**EXERCISE**
Convert the lines from the one containing "data-label: 20.4% (388, 84, 416, 96)" through the one containing "x-tick-label: 2018e (434, 287, 464, 298)" into a Markdown table with two columns, Row and Entry, giving each line a row number and leaving out any blank lines.
** start DATA FOR THE TASK **
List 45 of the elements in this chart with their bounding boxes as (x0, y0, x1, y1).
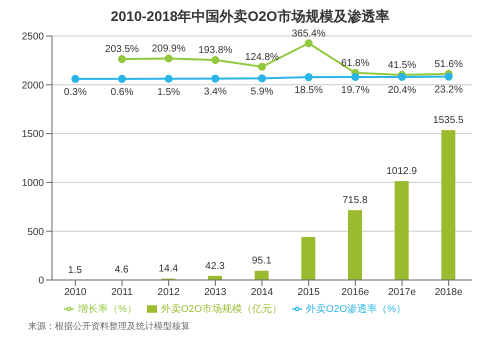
data-label: 20.4% (388, 84, 416, 96)
data-label: 19.7% (341, 85, 370, 96)
data-label: 715.8 (342, 195, 368, 206)
data-label: 124.8% (245, 52, 280, 63)
data-label: 42.3 (205, 260, 226, 272)
data-label: 23.2% (434, 84, 463, 96)
y-tick-label: 1500 (22, 129, 44, 140)
y-tick-label: 2500 (22, 32, 44, 43)
legend-label: 外卖O2O市场规模（亿元） (160, 304, 282, 315)
x-tick-label: 2012 (158, 287, 180, 298)
y-tick-label: 2000 (22, 80, 44, 92)
y-tick-label: 500 (27, 226, 44, 238)
y-tick-label: 0 (38, 276, 44, 287)
x-tick-label: 2017e (388, 287, 416, 298)
data-label: 14.4 (158, 264, 178, 275)
data-label: 95.1 (252, 256, 272, 267)
data-label: 0.6% (110, 86, 134, 98)
data-label: 41.5% (388, 60, 416, 71)
data-label: 1.5% (157, 86, 180, 98)
x-tick-label: 2011 (111, 287, 134, 298)
y-tick-label: 1000 (22, 178, 44, 189)
data-label: 193.8% (198, 45, 232, 56)
x-tick-label: 2018e (434, 287, 464, 298)
data-label: 3.4% (204, 86, 227, 98)
chart-title: 2010-2018年中国外卖O2O市场规模及渗透率 (110, 8, 390, 26)
source-note: 来源：根据公开资料整理及统计模型核算 (28, 320, 191, 333)
data-label: 1012.9 (386, 166, 418, 178)
data-label: 365.4% (292, 28, 326, 40)
data-label: 51.6% (434, 58, 463, 70)
legend-label: 外卖O2O渗透率（%） (306, 304, 406, 315)
x-tick-label: 2010 (64, 287, 87, 298)
x-tick-label: 2016e (341, 287, 370, 298)
x-tick-label: 2014 (250, 287, 274, 298)
data-label: 18.5% (294, 85, 323, 96)
data-label: 4.6 (114, 264, 130, 276)
x-tick-label: 2013 (204, 287, 227, 298)
data-label: 203.5% (105, 44, 140, 56)
data-label: 5.9% (250, 86, 274, 98)
legend-label: 增长率（%） (78, 304, 137, 315)
data-label: 0.3% (64, 86, 87, 98)
data-label: 61.8% (341, 58, 370, 69)
data-label: 1535.5 (433, 115, 464, 126)
x-tick-label: 2015 (298, 287, 320, 298)
data-label: 209.9% (152, 43, 186, 54)
data-label: 1.5 (68, 264, 82, 276)
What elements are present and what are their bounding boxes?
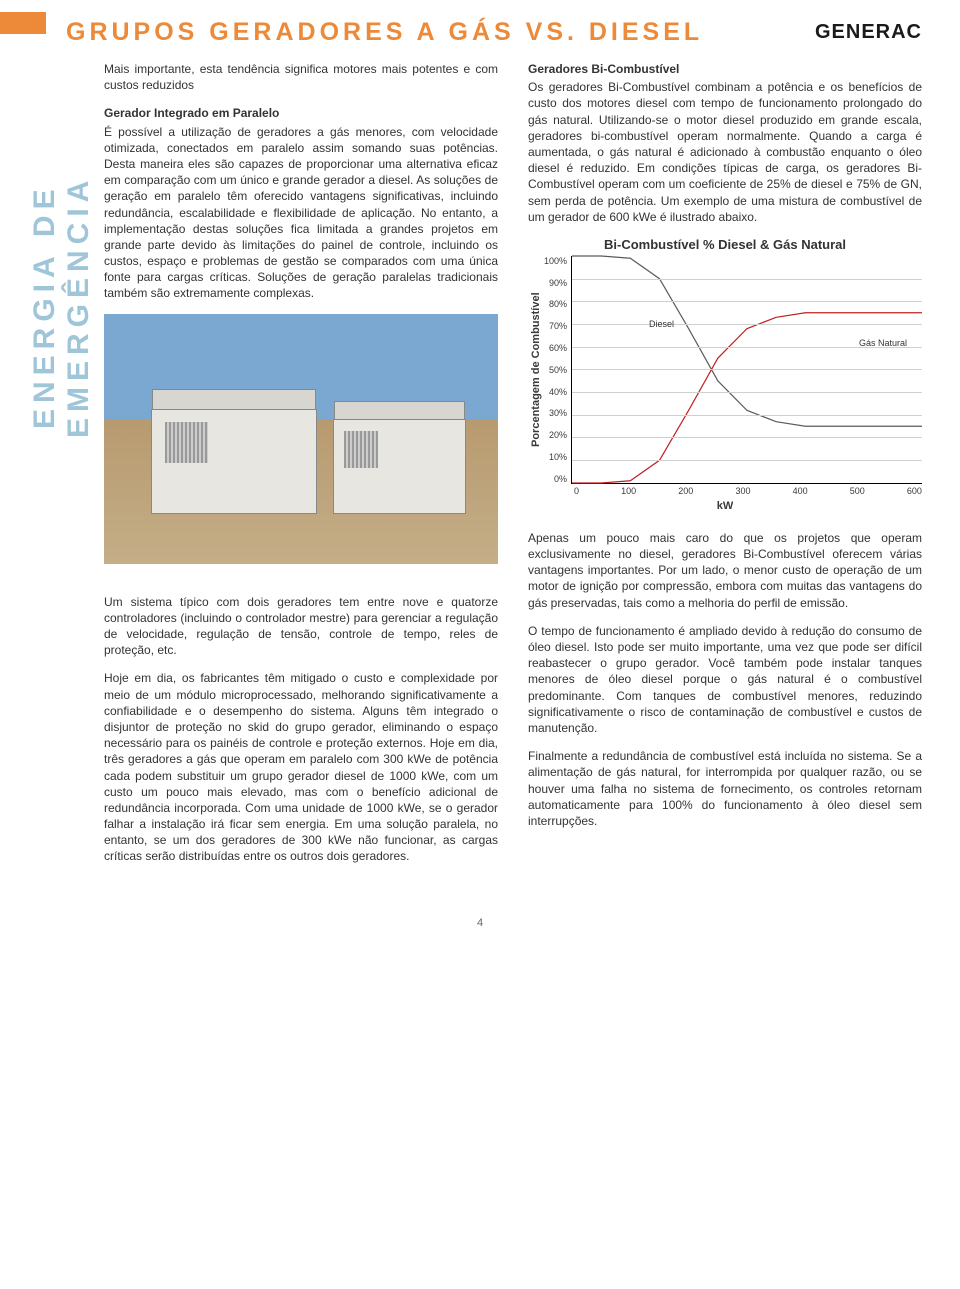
chart-xtick: 600: [907, 486, 922, 496]
chart-xtick: 0: [574, 486, 579, 496]
left-paragraph-3: Hoje em dia, os fabricantes têm mitigado…: [104, 670, 498, 864]
chart-ytick: 40%: [544, 387, 567, 397]
page-number: 4: [38, 917, 922, 929]
header: GRUPOS GERADORES A GÁS VS. DIESEL GENERA…: [38, 18, 922, 47]
vertical-section-label: ENERGIA DE EMERGÊNCIA: [28, 61, 96, 551]
chart-ytick: 100%: [544, 256, 567, 266]
chart-ytick: 90%: [544, 278, 567, 288]
chart-xtick: 500: [850, 486, 865, 496]
chart-ytick: 30%: [544, 408, 567, 418]
chart-yaxis: 100% 90% 80% 70% 60% 50% 40% 30% 20% 10% 0%: [544, 256, 571, 484]
chart-ylabel: Porcentagem de Combustível: [528, 256, 544, 484]
page-title: GRUPOS GERADORES A GÁS VS. DIESEL: [66, 18, 703, 47]
chart-gridline: [572, 415, 922, 416]
chart-ytick: 20%: [544, 430, 567, 440]
chart-xaxis: 0 100 200 300 400 500 600: [574, 486, 922, 496]
chart-xtick: 100: [621, 486, 636, 496]
chart-gridline: [572, 460, 922, 461]
subhead-bicombustivel: Geradores Bi-Combustível: [528, 61, 922, 77]
chart-ytick: 60%: [544, 343, 567, 353]
chart-xlabel: kW: [528, 500, 922, 512]
intro-text: Mais importante, esta tendência signific…: [104, 61, 498, 93]
right-paragraph-4: Finalmente a redundância de combustível …: [528, 748, 922, 829]
chart-xtick: 200: [678, 486, 693, 496]
chart-series-label: Diesel: [649, 319, 674, 329]
chart-title: Bi-Combustível % Diesel & Gás Natural: [528, 237, 922, 252]
chart-ytick: 70%: [544, 321, 567, 331]
chart-gridline: [572, 392, 922, 393]
left-column: Mais importante, esta tendência signific…: [104, 61, 498, 877]
chart-gridline: [572, 369, 922, 370]
left-paragraph-1: É possível a utilização de geradores a g…: [104, 124, 498, 302]
chart-gridline: [572, 301, 922, 302]
chart-container: Bi-Combustível % Diesel & Gás Natural Po…: [528, 237, 922, 512]
left-paragraph-2: Um sistema típico com dois geradores tem…: [104, 594, 498, 659]
subhead-gerador: Gerador Integrado em Paralelo: [104, 105, 498, 121]
orange-accent-box: [0, 12, 46, 34]
right-paragraph-3: O tempo de funcionamento é ampliado devi…: [528, 623, 922, 736]
right-column: Geradores Bi-Combustível Os geradores Bi…: [528, 61, 922, 877]
chart-ytick: 80%: [544, 299, 567, 309]
chart-ytick: 10%: [544, 452, 567, 462]
logo: GENERAC: [815, 21, 922, 44]
chart-xtick: 300: [735, 486, 750, 496]
chart-ytick: 50%: [544, 365, 567, 375]
chart-gridline: [572, 437, 922, 438]
right-paragraph-2: Apenas um pouco mais caro do que os proj…: [528, 530, 922, 611]
chart-series-label: Gás Natural: [859, 338, 907, 348]
right-paragraph-1: Os geradores Bi-Combustível combinam a p…: [528, 79, 922, 225]
chart-xtick: 400: [793, 486, 808, 496]
chart-plot-area: Diesel Gás Natural: [571, 256, 922, 484]
chart-ytick: 0%: [544, 474, 567, 484]
chart-gridline: [572, 324, 922, 325]
generator-photo: [104, 314, 498, 564]
chart-gridline: [572, 279, 922, 280]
** end DATA FOR THE TASK **
**WRITTEN REPLY**
| Row | Entry |
|---|---|
| 1 | data-label: 20.4% (388, 84, 416, 96) |
| 2 | data-label: 19.7% (341, 85, 370, 96) |
| 3 | data-label: 715.8 (342, 195, 368, 206) |
| 4 | data-label: 124.8% (245, 52, 280, 63) |
| 5 | data-label: 42.3 (205, 260, 226, 272) |
| 6 | data-label: 23.2% (434, 84, 463, 96) |
| 7 | y-tick-label: 1500 (22, 129, 44, 140) |
| 8 | y-tick-label: 2500 (22, 32, 44, 43) |
| 9 | legend-label: 外卖O2O市场规模（亿元） (160, 304, 282, 315) |
| 10 | x-tick-label: 2012 (158, 287, 180, 298) |
| 11 | y-tick-label: 2000 (22, 80, 44, 92) |
| 12 | y-tick-label: 500 (27, 226, 44, 238) |
| 13 | y-tick-label: 0 (38, 276, 44, 287) |
| 14 | x-tick-label: 2017e (388, 287, 416, 298) |
| 15 | data-label: 14.4 (158, 264, 178, 275) |
| 16 | data-label: 95.1 (252, 256, 272, 267) |
| 17 | data-label: 0.6% (110, 86, 134, 98) |
| 18 | data-label: 41.5% (388, 60, 416, 71) |
| 19 | data-label: 1.5% (157, 86, 180, 98) |
| 20 | x-tick-label: 2011 (111, 287, 134, 298) |
| 21 | y-tick-label: 1000 (22, 178, 44, 189) |
| 22 | data-label: 193.8% (198, 45, 232, 56) |
| 23 | x-tick-label: 2018e (434, 287, 464, 298) |